=== Dataset excerpts ===

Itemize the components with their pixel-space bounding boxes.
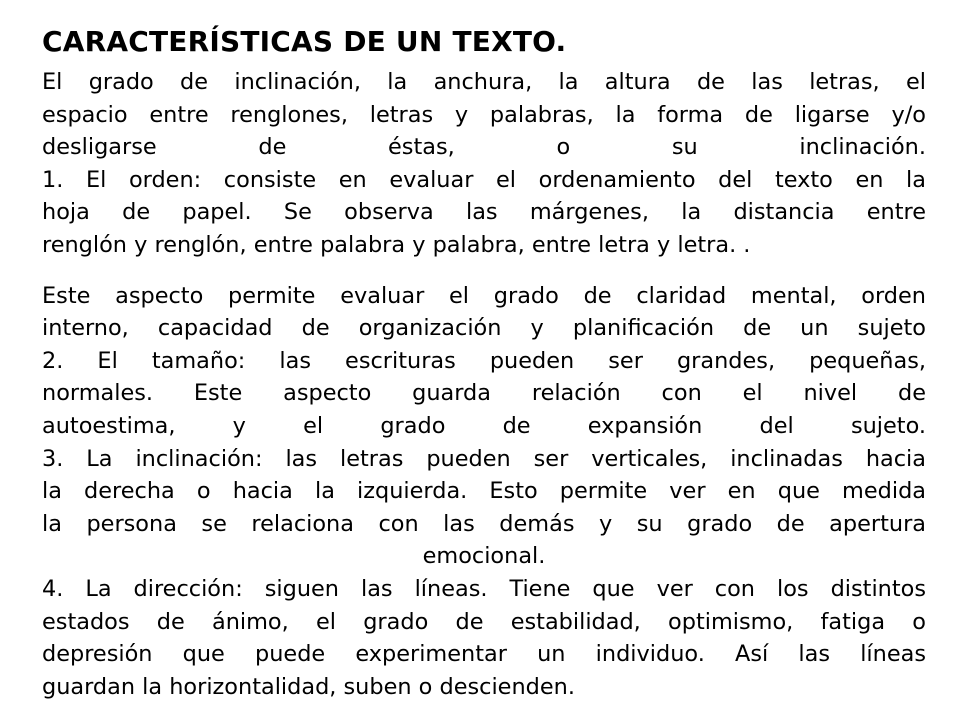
text-line: depresión que puede experimentar un individuo. Así las líneas — [42, 641, 926, 668]
text-line: 1. El orden: consiste en evaluar el ordenamiento del texto en la — [42, 166, 926, 193]
text-line: desligarse de éstas, o su inclinación. — [42, 134, 926, 161]
text-line: 3. La inclinación: las letras pueden ser verticales, inclinadas hacia — [42, 445, 926, 472]
text-line: normales. Este aspecto guarda relación con el nivel de — [42, 380, 926, 407]
slide-content — [42, 22, 926, 703]
text-line: espacio entre renglones, letras y palabras, la forma de ligarse y/o — [42, 101, 926, 128]
text-line: la derecha o hacia la izquierda. Esto permite ver en que medida — [42, 478, 926, 505]
text-line: emocional. — [422, 543, 546, 570]
text-line: estados de ánimo, el grado de estabilidad, optimismo, fatiga o — [42, 608, 926, 635]
text-line: Este aspecto permite evaluar el grado de claridad mental, orden — [42, 282, 926, 309]
text-line: hoja de papel. Se observa las márgenes, la distancia entre — [42, 199, 926, 226]
text-line: 4. La dirección: siguen las líneas. Tiene que ver con los distintos — [42, 575, 926, 602]
text-line: interno, capacidad de organización y planificación de un sujeto — [42, 315, 926, 342]
text-line: El grado de inclinación, la anchura, la altura de las letras, el — [42, 69, 926, 95]
text-line: la persona se relaciona con las demás y su grado de apertura — [42, 510, 926, 537]
paragraph-1 — [42, 66, 926, 262]
paragraph-gap — [42, 262, 926, 280]
text-line: autoestima, y el grado de expansión del sujeto. — [42, 412, 926, 439]
text-line: guardan la horizontalidad, suben o descienden. — [42, 673, 575, 700]
text-line: 2. El tamaño: las escrituras pueden ser grandes, pequeñas, — [42, 347, 926, 374]
paragraph-2 — [42, 280, 926, 704]
page-title: CARACTERÍSTICAS DE UN TEXTO. — [42, 25, 567, 58]
text-line: renglón y renglón, entre palabra y palabra, entre letra y letra. . — [42, 231, 751, 258]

===

• Your instructions: Repeat the listing in full and to the letter, excluding every image.

• Exercise answer:
Itemize the components with their pixel-space bounding boxes.
text-line: depresión que puede experimentar un individuo. Así las líneas — [42, 641, 926, 668]
text-line: 1. El orden: consiste en evaluar el ordenamiento del texto en la — [42, 166, 926, 193]
text-line: desligarse de éstas, o su inclinación. — [42, 134, 926, 161]
text-line: 3. La inclinación: las letras pueden ser verticales, inclinadas hacia — [42, 445, 926, 472]
text-line: normales. Este aspecto guarda relación con el nivel de — [42, 380, 926, 407]
slide-content — [42, 22, 926, 703]
text-line: espacio entre renglones, letras y palabras, la forma de ligarse y/o — [42, 101, 926, 128]
text-line: la derecha o hacia la izquierda. Esto permite ver en que medida — [42, 478, 926, 505]
text-line: emocional. — [422, 543, 546, 570]
text-line: estados de ánimo, el grado de estabilidad, optimismo, fatiga o — [42, 608, 926, 635]
text-line: Este aspecto permite evaluar el grado de claridad mental, orden — [42, 282, 926, 309]
text-line: hoja de papel. Se observa las márgenes, la distancia entre — [42, 199, 926, 226]
text-line: 4. La dirección: siguen las líneas. Tiene que ver con los distintos — [42, 575, 926, 602]
text-line: interno, capacidad de organización y planificación de un sujeto — [42, 315, 926, 342]
text-line: El grado de inclinación, la anchura, la altura de las letras, el — [42, 69, 926, 95]
text-line: la persona se relaciona con las demás y su grado de apertura — [42, 510, 926, 537]
paragraph-1 — [42, 66, 926, 262]
paragraph-gap — [42, 262, 926, 280]
text-line: autoestima, y el grado de expansión del sujeto. — [42, 412, 926, 439]
text-line: guardan la horizontalidad, suben o descienden. — [42, 673, 575, 700]
text-line: 2. El tamaño: las escrituras pueden ser grandes, pequeñas, — [42, 347, 926, 374]
paragraph-2 — [42, 280, 926, 704]
page-title: CARACTERÍSTICAS DE UN TEXTO. — [42, 25, 567, 58]
text-line: renglón y renglón, entre palabra y palabra, entre letra y letra. . — [42, 231, 751, 258]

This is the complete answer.